Problem to work on.
Transcribe the records below in full; pictures stay out of the copy.

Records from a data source
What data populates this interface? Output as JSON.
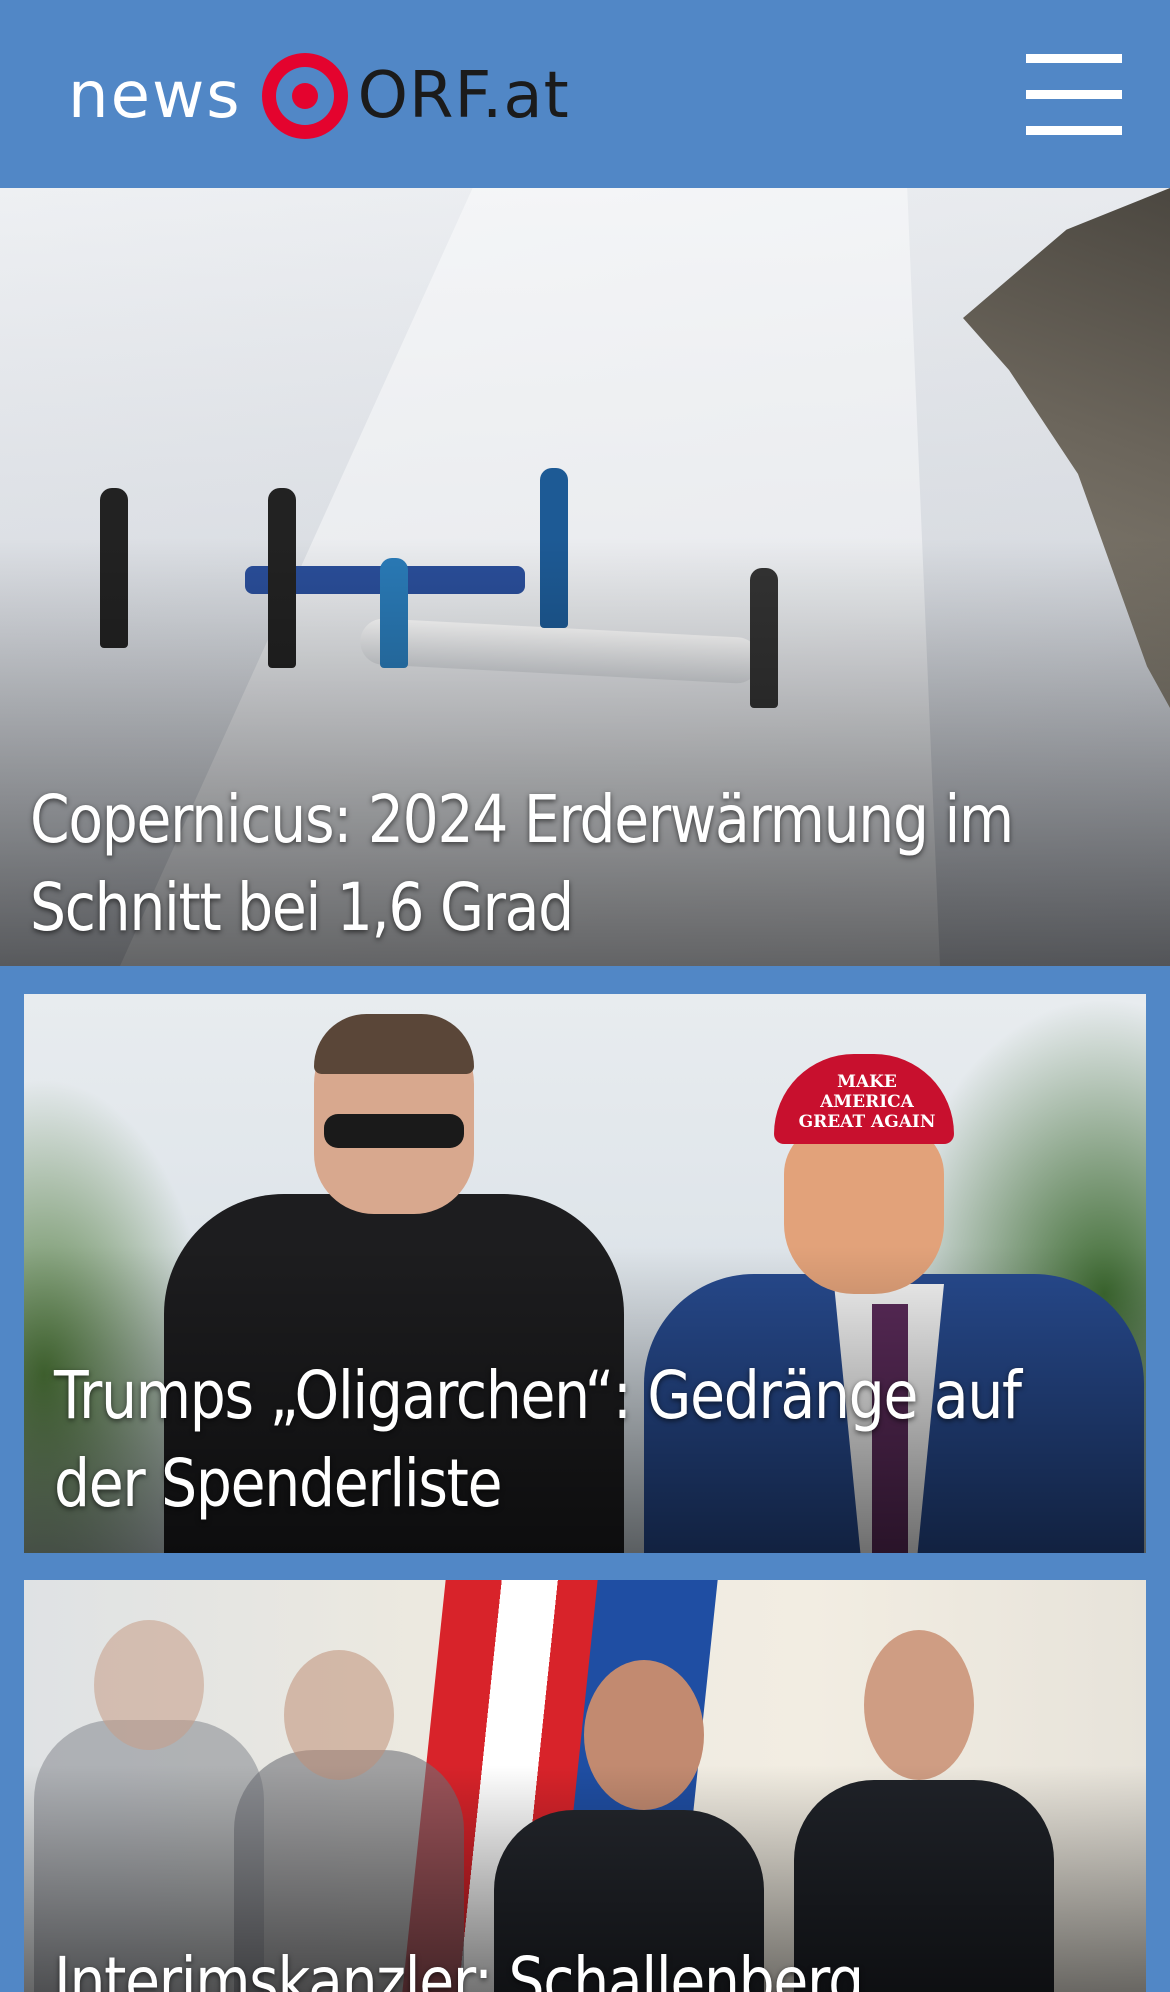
{
  "header": {
    "logo_news": "news",
    "logo_orf": "ORF.at",
    "menu_icon": "hamburger-menu-icon",
    "background_color": "#5187c6",
    "accent_color": "#e4032e"
  },
  "stories": [
    {
      "headline_line1": "Copernicus: 2024 Erderwärmung im",
      "headline_line2": "Schnitt bei 1,6 Grad"
    },
    {
      "headline_line1": "Trumps „Oligarchen“: Gedränge auf",
      "headline_line2": "der Spenderliste",
      "cap_text": "MAKE AMERICA GREAT AGAIN"
    },
    {
      "headline_line1": "Interimskanzler: Schallenberg"
    }
  ]
}
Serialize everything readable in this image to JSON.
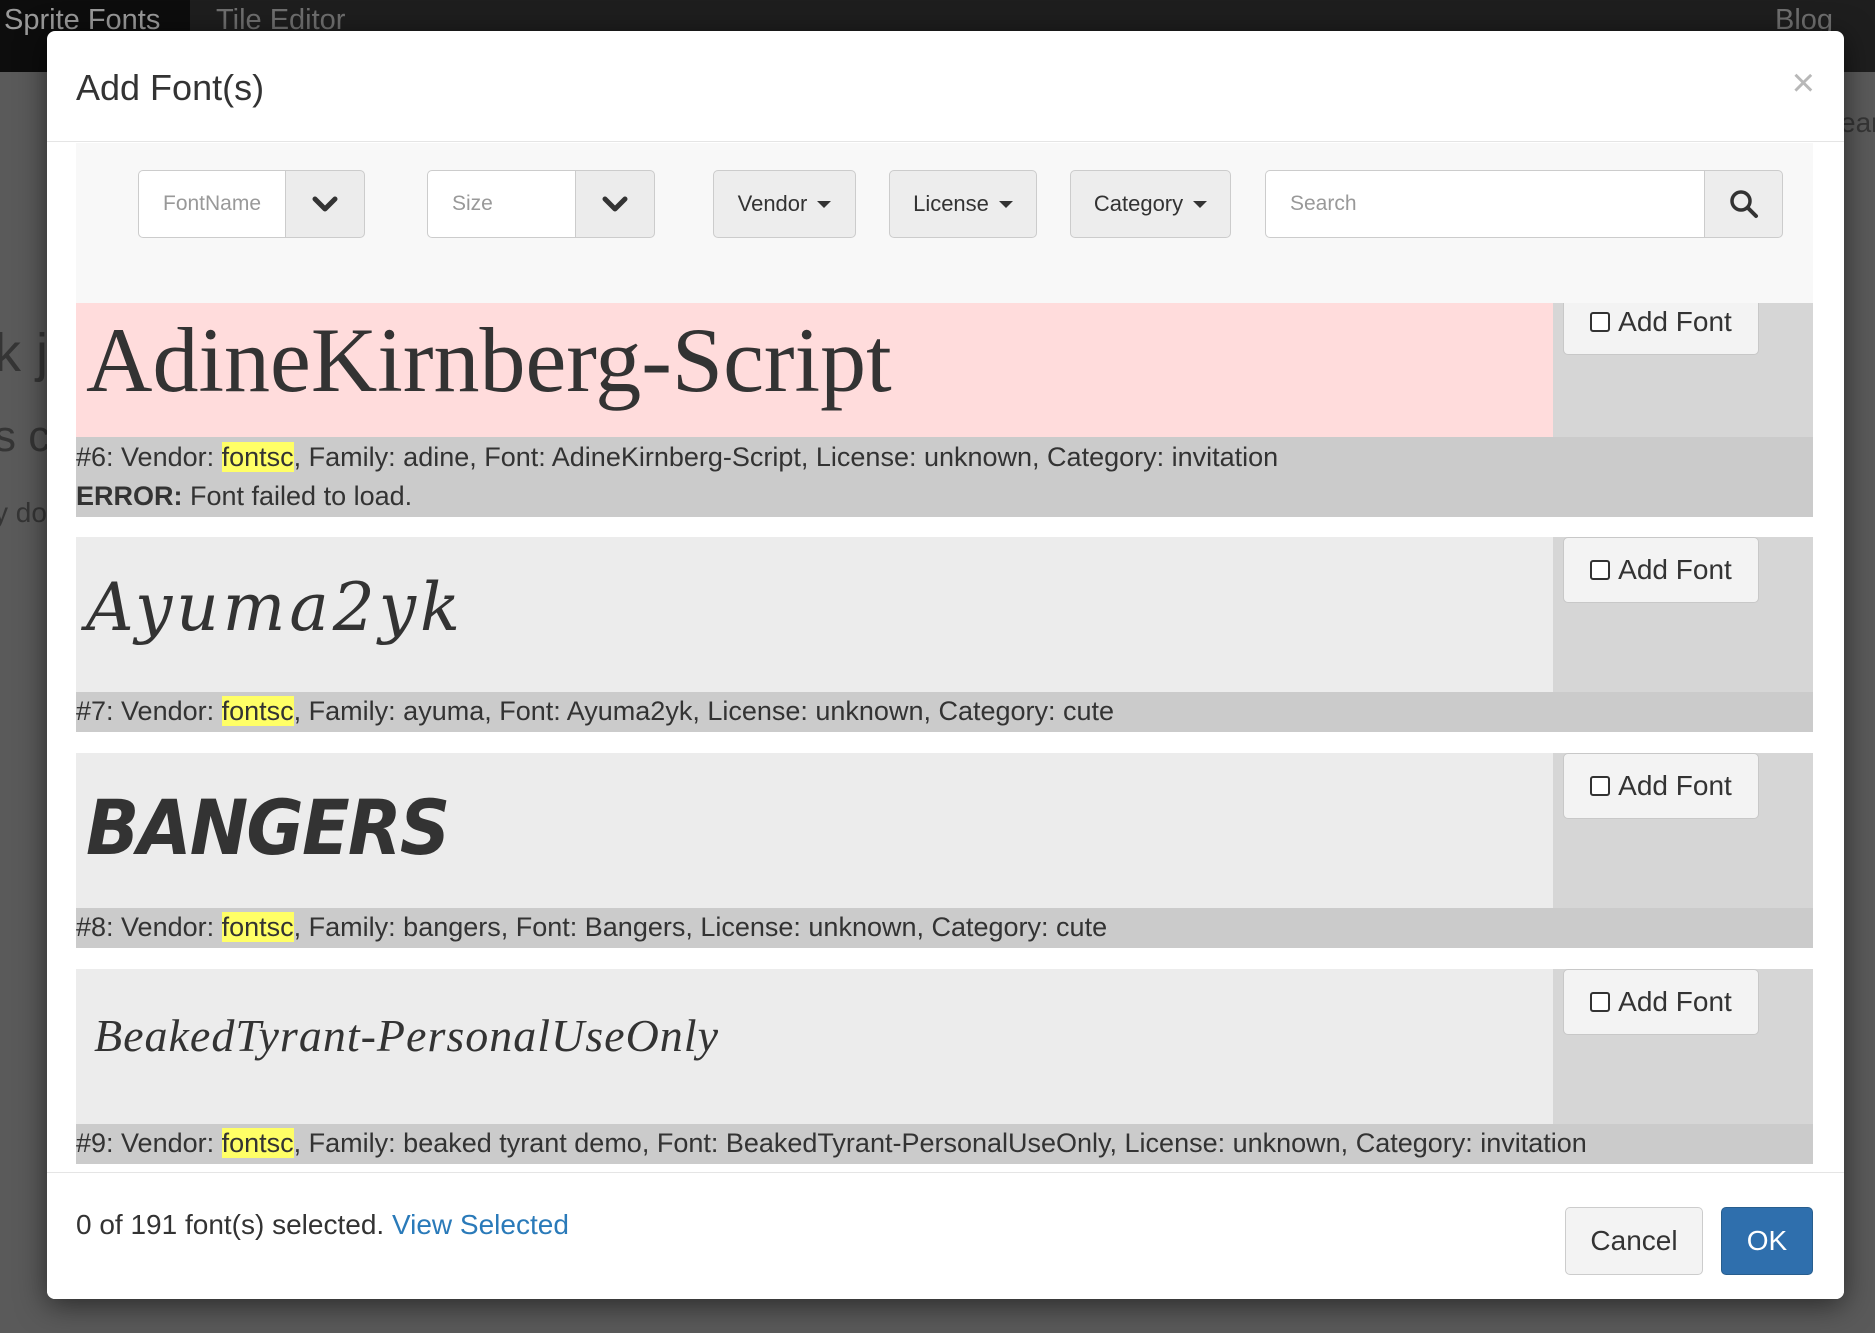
{
  "nav": {
    "brand": "Sprite Fonts",
    "tile_editor": "Tile Editor",
    "blog": "Blog"
  },
  "background": {
    "frag1": "k j",
    "frag2": "s c",
    "frag3": "y do",
    "frag4": "ear"
  },
  "modal": {
    "title": "Add Font(s)",
    "close_glyph": "×"
  },
  "toolbar": {
    "fontname_placeholder": "FontName",
    "size_placeholder": "Size",
    "vendor_label": "Vendor",
    "license_label": "License",
    "category_label": "Category",
    "search_placeholder": "Search",
    "icons": [
      "chevron-down-icon",
      "chevron-down-icon",
      "search-icon"
    ]
  },
  "add_font_label": "Add Font",
  "highlight_color": "#ffff66",
  "error_bg_color": "#ffdcdc",
  "fonts": [
    {
      "preview": "AdineKirnberg-Script",
      "prefix": "#6: Vendor: ",
      "vendor": "fontsc",
      "rest": ", Family: adine, Font: AdineKirnberg-Script, License: unknown, Category: invitation",
      "error_label": "ERROR:",
      "error_text": " Font failed to load."
    },
    {
      "preview": "Ayuma2yk",
      "prefix": "#7: Vendor: ",
      "vendor": "fontsc",
      "rest": ", Family: ayuma, Font: Ayuma2yk, License: unknown, Category: cute"
    },
    {
      "preview": "BANGERS",
      "prefix": "#8: Vendor: ",
      "vendor": "fontsc",
      "rest": ", Family: bangers, Font: Bangers, License: unknown, Category: cute"
    },
    {
      "preview": "BeakedTyrant-PersonalUseOnly",
      "prefix": "#9: Vendor: ",
      "vendor": "fontsc",
      "rest": ", Family: beaked tyrant demo, Font: BeakedTyrant-PersonalUseOnly, License: unknown, Category: invitation"
    }
  ],
  "footer": {
    "selected_text": "0 of 191 font(s) selected.",
    "view_selected": "View Selected",
    "cancel": "Cancel",
    "ok": "OK"
  }
}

Task solution.
What data populates this interface? Output as JSON.
{
  "header": {
    "logo_news": "news",
    "logo_orf": "ORF.at",
    "menu_icon": "hamburger-menu-icon",
    "background_color": "#5187c6",
    "accent_color": "#e4032e"
  },
  "stories": [
    {
      "headline_line1": "Copernicus: 2024 Erderwärmung im",
      "headline_line2": "Schnitt bei 1,6 Grad"
    },
    {
      "headline_line1": "Trumps „Oligarchen“: Gedränge auf",
      "headline_line2": "der Spenderliste",
      "cap_text": "MAKE AMERICA GREAT AGAIN"
    },
    {
      "headline_line1": "Interimskanzler: Schallenberg"
    }
  ]
}
Serialize everything readable in this image to JSON.
{
  "nav": {
    "brand": "Sprite Fonts",
    "tile_editor": "Tile Editor",
    "blog": "Blog"
  },
  "background": {
    "frag1": "k j",
    "frag2": "s c",
    "frag3": "y do",
    "frag4": "ear"
  },
  "modal": {
    "title": "Add Font(s)",
    "close_glyph": "×"
  },
  "toolbar": {
    "fontname_placeholder": "FontName",
    "size_placeholder": "Size",
    "vendor_label": "Vendor",
    "license_label": "License",
    "category_label": "Category",
    "search_placeholder": "Search",
    "icons": [
      "chevron-down-icon",
      "chevron-down-icon",
      "search-icon"
    ]
  },
  "add_font_label": "Add Font",
  "highlight_color": "#ffff66",
  "error_bg_color": "#ffdcdc",
  "fonts": [
    {
      "preview": "AdineKirnberg-Script",
      "prefix": "#6: Vendor: ",
      "vendor": "fontsc",
      "rest": ", Family: adine, Font: AdineKirnberg-Script, License: unknown, Category: invitation",
      "error_label": "ERROR:",
      "error_text": " Font failed to load."
    },
    {
      "preview": "Ayuma2yk",
      "prefix": "#7: Vendor: ",
      "vendor": "fontsc",
      "rest": ", Family: ayuma, Font: Ayuma2yk, License: unknown, Category: cute"
    },
    {
      "preview": "BANGERS",
      "prefix": "#8: Vendor: ",
      "vendor": "fontsc",
      "rest": ", Family: bangers, Font: Bangers, License: unknown, Category: cute"
    },
    {
      "preview": "BeakedTyrant-PersonalUseOnly",
      "prefix": "#9: Vendor: ",
      "vendor": "fontsc",
      "rest": ", Family: beaked tyrant demo, Font: BeakedTyrant-PersonalUseOnly, License: unknown, Category: invitation"
    }
  ],
  "footer": {
    "selected_text": "0 of 191 font(s) selected.",
    "view_selected": "View Selected",
    "cancel": "Cancel",
    "ok": "OK"
  }
}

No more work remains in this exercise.